WHAT IS BEING ASKED
Copy out the whole listing exactly as written, leaving the pictures behind.

·····

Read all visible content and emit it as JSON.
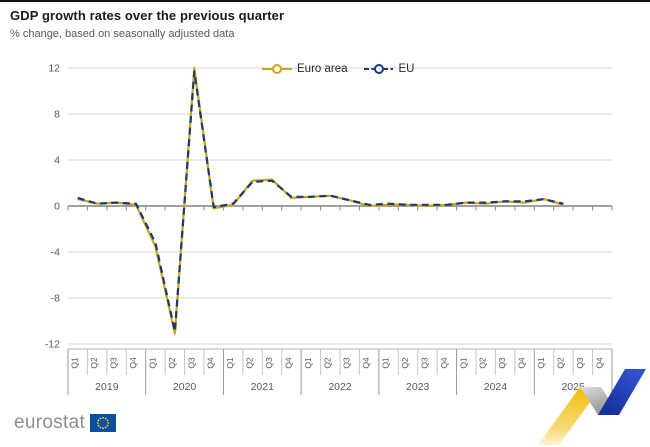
{
  "header": {
    "title": "GDP growth rates over the previous quarter",
    "subtitle": "% change, based on seasonally adjusted data"
  },
  "legend": {
    "items": [
      {
        "label": "Euro area",
        "color": "#CDA50F",
        "style": "solid"
      },
      {
        "label": "EU",
        "color": "#1B3877",
        "style": "dashed"
      }
    ]
  },
  "chart_data": {
    "type": "line",
    "categories": [
      "2019-Q1",
      "2019-Q2",
      "2019-Q3",
      "2019-Q4",
      "2020-Q1",
      "2020-Q2",
      "2020-Q3",
      "2020-Q4",
      "2021-Q1",
      "2021-Q2",
      "2021-Q3",
      "2021-Q4",
      "2022-Q1",
      "2022-Q2",
      "2022-Q3",
      "2022-Q4",
      "2023-Q1",
      "2023-Q2",
      "2023-Q3",
      "2023-Q4",
      "2024-Q1",
      "2024-Q2",
      "2024-Q3",
      "2024-Q4",
      "2025-Q1",
      "2025-Q2",
      "2025-Q3",
      "2025-Q4"
    ],
    "quarter_labels": [
      "Q1",
      "Q2",
      "Q3",
      "Q4"
    ],
    "years": [
      "2019",
      "2020",
      "2021",
      "2022",
      "2023",
      "2024",
      "2025"
    ],
    "series": [
      {
        "name": "Euro area",
        "color": "#CDA50F",
        "dash": "",
        "values": [
          0.6,
          0.2,
          0.3,
          0.1,
          -3.5,
          -11.1,
          12.0,
          -0.2,
          0.1,
          2.2,
          2.3,
          0.7,
          0.8,
          0.9,
          0.5,
          0.0,
          0.1,
          0.1,
          0.0,
          0.1,
          0.3,
          0.2,
          0.4,
          0.3,
          0.6,
          0.1,
          null,
          null
        ]
      },
      {
        "name": "EU",
        "color": "#1B3877",
        "dash": "7,4.5",
        "values": [
          0.7,
          0.2,
          0.3,
          0.2,
          -3.2,
          -10.9,
          11.7,
          -0.1,
          0.2,
          2.1,
          2.2,
          0.8,
          0.8,
          0.9,
          0.5,
          0.1,
          0.2,
          0.1,
          0.1,
          0.1,
          0.3,
          0.3,
          0.4,
          0.4,
          0.6,
          0.2,
          null,
          null
        ]
      }
    ],
    "title": "GDP growth rates over the previous quarter",
    "xlabel": "",
    "ylabel": "",
    "ylim": [
      -12,
      12
    ],
    "yticks": [
      12,
      8,
      4,
      0,
      -4,
      -8,
      -12
    ],
    "grid": true,
    "legend_position": "top"
  },
  "footer": {
    "logo_text": "eurostat"
  },
  "colors": {
    "grid": "#d9d9d9",
    "zero_line": "#808080",
    "axis_tick": "#8c8c8c",
    "axis_text": "#595959",
    "band_line": "#b3b3b3",
    "flag_blue": "#0b4ea2",
    "flag_stars": "#ffd617",
    "ribbon_yellow_top": "#F2BE0A",
    "ribbon_yellow_bottom": "#FDF4D5",
    "ribbon_gray_light": "#DEDEDE",
    "ribbon_gray_dark": "#8F8F8F",
    "ribbon_blue_light": "#3358D4",
    "ribbon_blue_dark": "#16309B"
  }
}
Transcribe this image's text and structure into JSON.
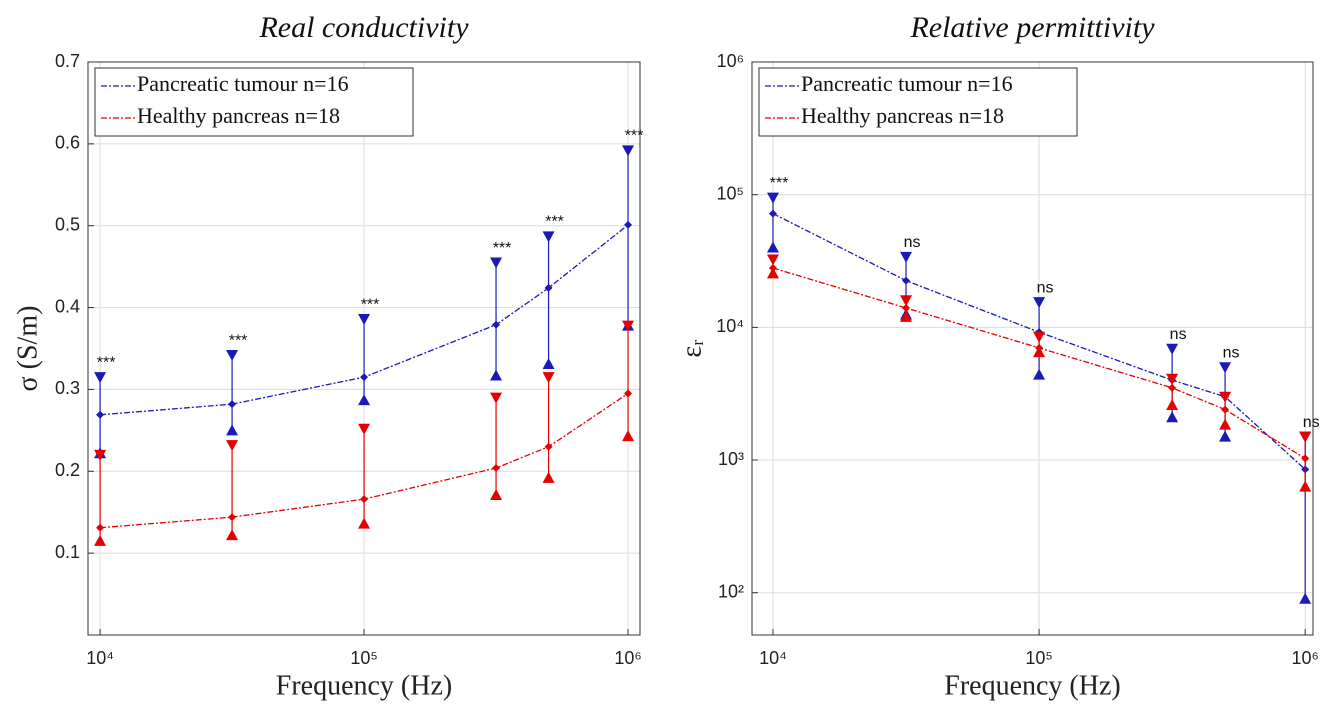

·····

THE COMPLETED TASK
Read all visible content and emit it as JSON.
{
  "header": {
    "title": "GDP growth rates over the previous quarter",
    "subtitle": "% change, based on seasonally adjusted data"
  },
  "legend": {
    "items": [
      {
        "label": "Euro area",
        "color": "#CDA50F",
        "style": "solid"
      },
      {
        "label": "EU",
        "color": "#1B3877",
        "style": "dashed"
      }
    ]
  },
  "chart_data": {
    "type": "line",
    "categories": [
      "2019-Q1",
      "2019-Q2",
      "2019-Q3",
      "2019-Q4",
      "2020-Q1",
      "2020-Q2",
      "2020-Q3",
      "2020-Q4",
      "2021-Q1",
      "2021-Q2",
      "2021-Q3",
      "2021-Q4",
      "2022-Q1",
      "2022-Q2",
      "2022-Q3",
      "2022-Q4",
      "2023-Q1",
      "2023-Q2",
      "2023-Q3",
      "2023-Q4",
      "2024-Q1",
      "2024-Q2",
      "2024-Q3",
      "2024-Q4",
      "2025-Q1",
      "2025-Q2",
      "2025-Q3",
      "2025-Q4"
    ],
    "quarter_labels": [
      "Q1",
      "Q2",
      "Q3",
      "Q4"
    ],
    "years": [
      "2019",
      "2020",
      "2021",
      "2022",
      "2023",
      "2024",
      "2025"
    ],
    "series": [
      {
        "name": "Euro area",
        "color": "#CDA50F",
        "dash": "",
        "values": [
          0.6,
          0.2,
          0.3,
          0.1,
          -3.5,
          -11.1,
          12.0,
          -0.2,
          0.1,
          2.2,
          2.3,
          0.7,
          0.8,
          0.9,
          0.5,
          0.0,
          0.1,
          0.1,
          0.0,
          0.1,
          0.3,
          0.2,
          0.4,
          0.3,
          0.6,
          0.1,
          null,
          null
        ]
      },
      {
        "name": "EU",
        "color": "#1B3877",
        "dash": "7,4.5",
        "values": [
          0.7,
          0.2,
          0.3,
          0.2,
          -3.2,
          -10.9,
          11.7,
          -0.1,
          0.2,
          2.1,
          2.2,
          0.8,
          0.8,
          0.9,
          0.5,
          0.1,
          0.2,
          0.1,
          0.1,
          0.1,
          0.3,
          0.3,
          0.4,
          0.4,
          0.6,
          0.2,
          null,
          null
        ]
      }
    ],
    "title": "GDP growth rates over the previous quarter",
    "xlabel": "",
    "ylabel": "",
    "ylim": [
      -12,
      12
    ],
    "yticks": [
      12,
      8,
      4,
      0,
      -4,
      -8,
      -12
    ],
    "grid": true,
    "legend_position": "top"
  },
  "footer": {
    "logo_text": "eurostat"
  },
  "colors": {
    "grid": "#d9d9d9",
    "zero_line": "#808080",
    "axis_tick": "#8c8c8c",
    "axis_text": "#595959",
    "band_line": "#b3b3b3",
    "flag_blue": "#0b4ea2",
    "flag_stars": "#ffd617",
    "ribbon_yellow_top": "#F2BE0A",
    "ribbon_yellow_bottom": "#FDF4D5",
    "ribbon_gray_light": "#DEDEDE",
    "ribbon_gray_dark": "#8F8F8F",
    "ribbon_blue_light": "#3358D4",
    "ribbon_blue_dark": "#16309B"
  }
}
Transcribe this image's text and structure into JSON.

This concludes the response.